The request:
From the data that follows, report how many lines hold the string "purus", giving only the number.

Extracted material:
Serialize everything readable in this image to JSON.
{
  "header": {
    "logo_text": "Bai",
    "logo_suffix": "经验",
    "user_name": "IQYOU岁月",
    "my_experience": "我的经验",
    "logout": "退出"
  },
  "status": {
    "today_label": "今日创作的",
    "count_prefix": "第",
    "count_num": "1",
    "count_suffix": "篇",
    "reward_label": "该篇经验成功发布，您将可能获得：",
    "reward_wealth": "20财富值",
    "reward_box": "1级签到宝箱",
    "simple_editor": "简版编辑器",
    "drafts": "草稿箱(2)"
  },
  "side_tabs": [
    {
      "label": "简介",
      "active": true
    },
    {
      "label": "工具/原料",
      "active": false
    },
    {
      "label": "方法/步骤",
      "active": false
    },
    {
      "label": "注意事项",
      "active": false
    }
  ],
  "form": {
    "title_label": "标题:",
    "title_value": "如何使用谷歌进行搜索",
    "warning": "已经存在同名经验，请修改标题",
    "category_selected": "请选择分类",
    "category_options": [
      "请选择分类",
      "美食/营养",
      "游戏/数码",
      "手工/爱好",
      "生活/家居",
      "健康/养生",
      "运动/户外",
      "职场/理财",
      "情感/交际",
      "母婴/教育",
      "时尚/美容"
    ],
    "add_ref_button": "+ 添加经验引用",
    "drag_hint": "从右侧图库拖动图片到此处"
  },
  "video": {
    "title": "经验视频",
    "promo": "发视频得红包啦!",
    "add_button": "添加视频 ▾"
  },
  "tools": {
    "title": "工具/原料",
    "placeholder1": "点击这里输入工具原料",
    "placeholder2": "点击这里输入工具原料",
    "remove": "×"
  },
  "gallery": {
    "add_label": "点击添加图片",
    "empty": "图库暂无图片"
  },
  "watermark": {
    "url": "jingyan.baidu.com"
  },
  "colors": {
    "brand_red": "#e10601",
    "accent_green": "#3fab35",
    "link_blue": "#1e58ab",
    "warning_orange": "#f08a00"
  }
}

---

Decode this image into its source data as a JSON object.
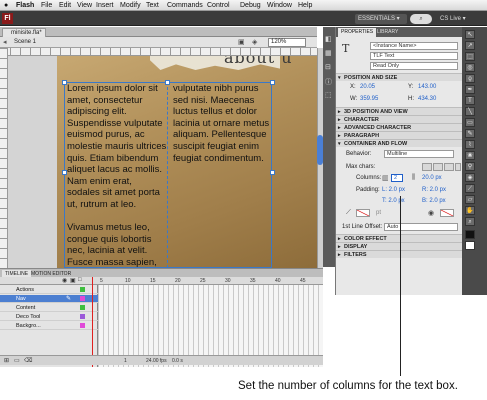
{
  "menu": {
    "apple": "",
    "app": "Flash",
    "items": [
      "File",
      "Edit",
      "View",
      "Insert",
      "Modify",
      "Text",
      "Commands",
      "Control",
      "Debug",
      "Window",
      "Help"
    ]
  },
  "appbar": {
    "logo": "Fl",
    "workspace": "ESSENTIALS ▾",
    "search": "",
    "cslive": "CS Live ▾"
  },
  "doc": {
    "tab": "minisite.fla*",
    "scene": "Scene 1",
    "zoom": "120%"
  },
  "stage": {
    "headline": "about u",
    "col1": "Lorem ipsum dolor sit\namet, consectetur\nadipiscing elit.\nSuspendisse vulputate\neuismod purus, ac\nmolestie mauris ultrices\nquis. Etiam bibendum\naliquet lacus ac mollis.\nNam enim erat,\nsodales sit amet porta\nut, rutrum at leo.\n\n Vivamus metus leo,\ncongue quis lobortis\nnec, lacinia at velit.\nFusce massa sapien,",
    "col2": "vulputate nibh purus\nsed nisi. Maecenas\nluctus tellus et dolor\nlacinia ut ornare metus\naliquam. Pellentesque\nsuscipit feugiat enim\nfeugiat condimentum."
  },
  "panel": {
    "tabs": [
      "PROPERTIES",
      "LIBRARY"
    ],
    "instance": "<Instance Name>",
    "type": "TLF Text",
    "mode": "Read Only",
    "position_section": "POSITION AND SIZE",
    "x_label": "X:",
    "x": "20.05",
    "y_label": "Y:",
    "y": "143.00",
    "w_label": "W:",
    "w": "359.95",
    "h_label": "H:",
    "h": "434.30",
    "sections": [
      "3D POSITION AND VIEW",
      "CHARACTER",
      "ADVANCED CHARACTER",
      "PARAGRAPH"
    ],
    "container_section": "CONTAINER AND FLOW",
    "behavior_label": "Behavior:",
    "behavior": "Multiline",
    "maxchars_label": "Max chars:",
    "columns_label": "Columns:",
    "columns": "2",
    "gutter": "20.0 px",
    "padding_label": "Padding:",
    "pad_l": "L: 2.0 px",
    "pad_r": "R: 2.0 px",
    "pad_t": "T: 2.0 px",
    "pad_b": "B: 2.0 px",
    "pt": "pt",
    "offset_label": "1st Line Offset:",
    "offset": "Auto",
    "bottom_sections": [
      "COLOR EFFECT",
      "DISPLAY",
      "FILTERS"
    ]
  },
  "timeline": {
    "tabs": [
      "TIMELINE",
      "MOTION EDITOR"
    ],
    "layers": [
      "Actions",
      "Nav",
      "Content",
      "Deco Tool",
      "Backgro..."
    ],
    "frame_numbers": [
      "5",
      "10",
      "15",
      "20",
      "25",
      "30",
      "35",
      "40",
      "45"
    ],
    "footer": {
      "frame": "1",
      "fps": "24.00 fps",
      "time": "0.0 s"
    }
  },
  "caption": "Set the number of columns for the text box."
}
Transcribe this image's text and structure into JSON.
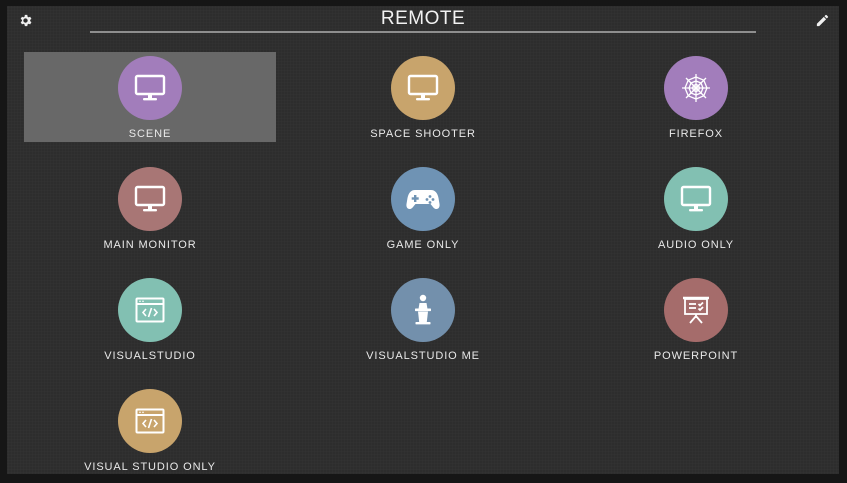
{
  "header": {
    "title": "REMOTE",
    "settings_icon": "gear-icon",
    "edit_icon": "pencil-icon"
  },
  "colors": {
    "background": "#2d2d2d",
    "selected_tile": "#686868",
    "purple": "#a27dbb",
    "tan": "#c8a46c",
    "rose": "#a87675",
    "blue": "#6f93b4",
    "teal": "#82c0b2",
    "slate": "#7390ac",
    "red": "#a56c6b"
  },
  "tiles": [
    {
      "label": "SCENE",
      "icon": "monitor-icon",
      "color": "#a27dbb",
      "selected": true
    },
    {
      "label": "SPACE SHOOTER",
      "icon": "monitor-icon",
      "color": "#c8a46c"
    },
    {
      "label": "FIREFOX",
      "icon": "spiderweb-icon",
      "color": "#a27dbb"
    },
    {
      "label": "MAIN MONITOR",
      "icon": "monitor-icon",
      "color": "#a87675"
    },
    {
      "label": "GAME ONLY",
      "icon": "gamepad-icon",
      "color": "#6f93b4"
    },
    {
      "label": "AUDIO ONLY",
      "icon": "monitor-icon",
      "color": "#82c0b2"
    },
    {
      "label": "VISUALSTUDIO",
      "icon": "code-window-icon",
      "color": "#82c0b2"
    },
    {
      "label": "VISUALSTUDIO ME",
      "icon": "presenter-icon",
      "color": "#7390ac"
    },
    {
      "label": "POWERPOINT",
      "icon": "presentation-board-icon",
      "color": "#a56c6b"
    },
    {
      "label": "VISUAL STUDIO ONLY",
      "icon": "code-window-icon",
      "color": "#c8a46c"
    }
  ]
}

Written answer:
2